▶ GOAL:
Among the lines below, count those containing the word "среднесписочной". Give the number only.

▶ DATA SECTION:
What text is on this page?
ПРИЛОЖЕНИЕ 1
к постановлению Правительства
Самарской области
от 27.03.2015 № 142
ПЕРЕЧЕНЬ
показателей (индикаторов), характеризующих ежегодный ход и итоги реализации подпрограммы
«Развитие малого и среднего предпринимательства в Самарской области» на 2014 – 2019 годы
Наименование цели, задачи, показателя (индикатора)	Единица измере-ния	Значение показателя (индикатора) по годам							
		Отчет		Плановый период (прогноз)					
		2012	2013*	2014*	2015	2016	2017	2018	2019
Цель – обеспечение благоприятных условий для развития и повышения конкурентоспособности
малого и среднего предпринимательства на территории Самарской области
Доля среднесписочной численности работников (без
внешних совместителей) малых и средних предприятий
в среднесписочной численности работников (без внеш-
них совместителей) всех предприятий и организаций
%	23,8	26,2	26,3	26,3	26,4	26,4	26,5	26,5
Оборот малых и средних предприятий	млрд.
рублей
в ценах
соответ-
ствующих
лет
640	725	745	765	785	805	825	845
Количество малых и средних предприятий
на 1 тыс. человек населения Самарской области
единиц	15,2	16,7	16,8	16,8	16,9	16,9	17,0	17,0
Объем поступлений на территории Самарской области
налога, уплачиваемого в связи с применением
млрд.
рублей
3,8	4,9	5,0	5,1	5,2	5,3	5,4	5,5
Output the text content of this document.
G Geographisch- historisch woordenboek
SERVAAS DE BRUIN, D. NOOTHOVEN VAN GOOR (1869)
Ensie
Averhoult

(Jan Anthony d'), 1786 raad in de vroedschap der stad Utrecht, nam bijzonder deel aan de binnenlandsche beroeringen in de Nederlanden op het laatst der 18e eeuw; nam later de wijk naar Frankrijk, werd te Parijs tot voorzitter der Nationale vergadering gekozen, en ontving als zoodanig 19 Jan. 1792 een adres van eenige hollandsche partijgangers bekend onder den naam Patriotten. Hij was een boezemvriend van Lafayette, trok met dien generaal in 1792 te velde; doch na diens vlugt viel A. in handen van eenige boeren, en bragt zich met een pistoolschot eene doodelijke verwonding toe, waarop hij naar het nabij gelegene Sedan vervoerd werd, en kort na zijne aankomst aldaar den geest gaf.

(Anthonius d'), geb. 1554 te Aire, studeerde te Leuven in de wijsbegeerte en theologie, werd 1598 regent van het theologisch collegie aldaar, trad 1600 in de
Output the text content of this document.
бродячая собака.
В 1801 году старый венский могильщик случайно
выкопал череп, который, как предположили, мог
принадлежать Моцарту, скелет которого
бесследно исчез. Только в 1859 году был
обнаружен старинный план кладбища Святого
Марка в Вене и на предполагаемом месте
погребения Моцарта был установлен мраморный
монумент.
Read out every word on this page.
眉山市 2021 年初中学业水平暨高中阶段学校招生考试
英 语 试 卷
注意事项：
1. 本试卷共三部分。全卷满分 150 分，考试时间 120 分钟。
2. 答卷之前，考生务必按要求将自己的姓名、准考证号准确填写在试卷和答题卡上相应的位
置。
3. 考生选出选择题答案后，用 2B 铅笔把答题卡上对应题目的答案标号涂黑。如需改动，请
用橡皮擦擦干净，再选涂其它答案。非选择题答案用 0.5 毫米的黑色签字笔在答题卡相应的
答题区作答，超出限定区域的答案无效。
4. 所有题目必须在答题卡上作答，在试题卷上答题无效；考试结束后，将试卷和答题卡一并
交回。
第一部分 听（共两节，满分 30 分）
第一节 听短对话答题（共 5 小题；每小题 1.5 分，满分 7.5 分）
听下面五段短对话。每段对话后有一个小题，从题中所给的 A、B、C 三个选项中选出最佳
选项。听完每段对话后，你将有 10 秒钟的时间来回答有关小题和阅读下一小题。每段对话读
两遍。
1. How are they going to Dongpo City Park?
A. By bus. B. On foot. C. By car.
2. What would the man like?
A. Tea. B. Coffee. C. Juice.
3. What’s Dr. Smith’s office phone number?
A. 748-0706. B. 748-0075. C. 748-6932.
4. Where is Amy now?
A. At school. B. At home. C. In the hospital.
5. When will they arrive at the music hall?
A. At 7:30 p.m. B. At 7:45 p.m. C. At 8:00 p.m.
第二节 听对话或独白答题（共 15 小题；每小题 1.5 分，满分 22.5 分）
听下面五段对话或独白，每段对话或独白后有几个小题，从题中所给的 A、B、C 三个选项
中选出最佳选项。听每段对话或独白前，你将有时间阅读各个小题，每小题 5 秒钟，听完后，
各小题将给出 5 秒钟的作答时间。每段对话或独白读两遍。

▶ SOLUTION FOR THIS TASK:
2